━━━━━ Extracted material

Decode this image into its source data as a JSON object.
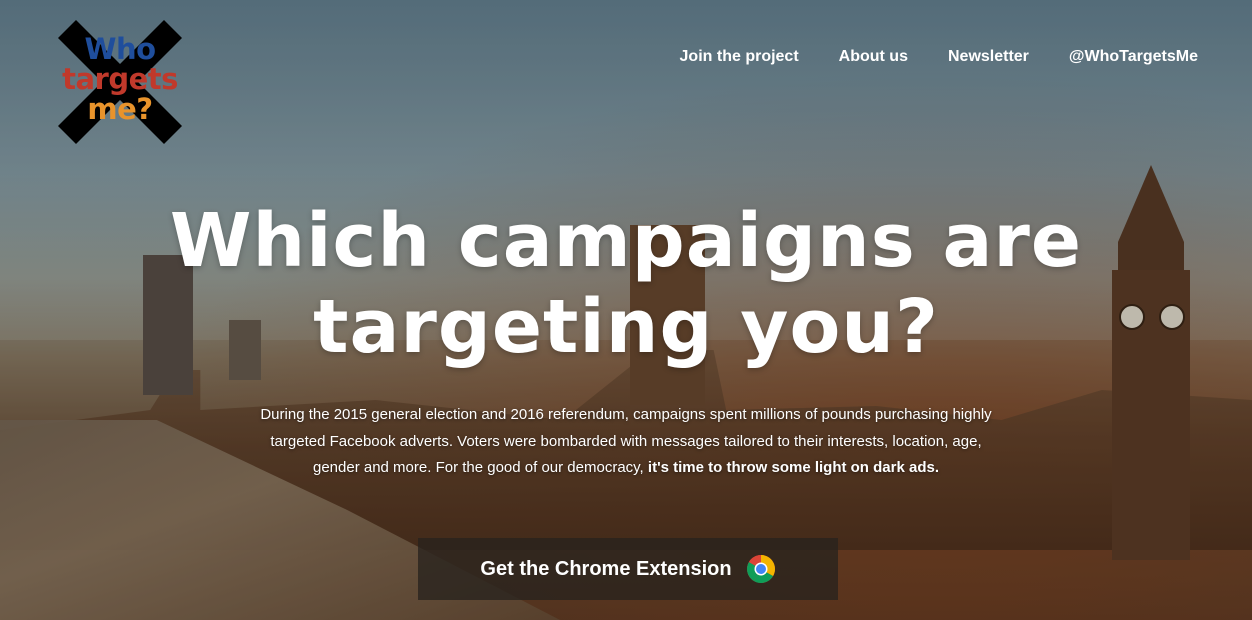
{
  "logo": {
    "line1": "Who",
    "line2": "targets",
    "line3": "me?",
    "colors": {
      "cross": "#000000",
      "who": "#1f4e9c",
      "targets": "#c0392b",
      "me": "#e8932b"
    }
  },
  "nav": {
    "items": [
      {
        "label": "Join the project"
      },
      {
        "label": "About us"
      },
      {
        "label": "Newsletter"
      },
      {
        "label": "@WhoTargetsMe"
      }
    ]
  },
  "hero": {
    "headline_line1": "Which campaigns are",
    "headline_line2": "targeting you?",
    "intro_text": "During the 2015 general election and 2016 referendum, campaigns spent millions of pounds purchasing highly targeted Facebook adverts. Voters were bombarded with messages tailored to their interests, location, age, gender and more. For the good of our democracy, ",
    "intro_emphasis": "it's time to throw some light on dark ads",
    "intro_end": "."
  },
  "cta": {
    "label": "Get the Chrome Extension",
    "icon": "chrome-icon"
  }
}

━━━━━━━━━━

• Description of the task: Excluding the pictures, restate the records above word for word.

• Expected answer:
Decode this image into its source data as a JSON object.
{
  "logo": {
    "line1": "Who",
    "line2": "targets",
    "line3": "me?",
    "colors": {
      "cross": "#000000",
      "who": "#1f4e9c",
      "targets": "#c0392b",
      "me": "#e8932b"
    }
  },
  "nav": {
    "items": [
      {
        "label": "Join the project"
      },
      {
        "label": "About us"
      },
      {
        "label": "Newsletter"
      },
      {
        "label": "@WhoTargetsMe"
      }
    ]
  },
  "hero": {
    "headline_line1": "Which campaigns are",
    "headline_line2": "targeting you?",
    "intro_text": "During the 2015 general election and 2016 referendum, campaigns spent millions of pounds purchasing highly targeted Facebook adverts. Voters were bombarded with messages tailored to their interests, location, age, gender and more. For the good of our democracy, ",
    "intro_emphasis": "it's time to throw some light on dark ads",
    "intro_end": "."
  },
  "cta": {
    "label": "Get the Chrome Extension",
    "icon": "chrome-icon"
  }
}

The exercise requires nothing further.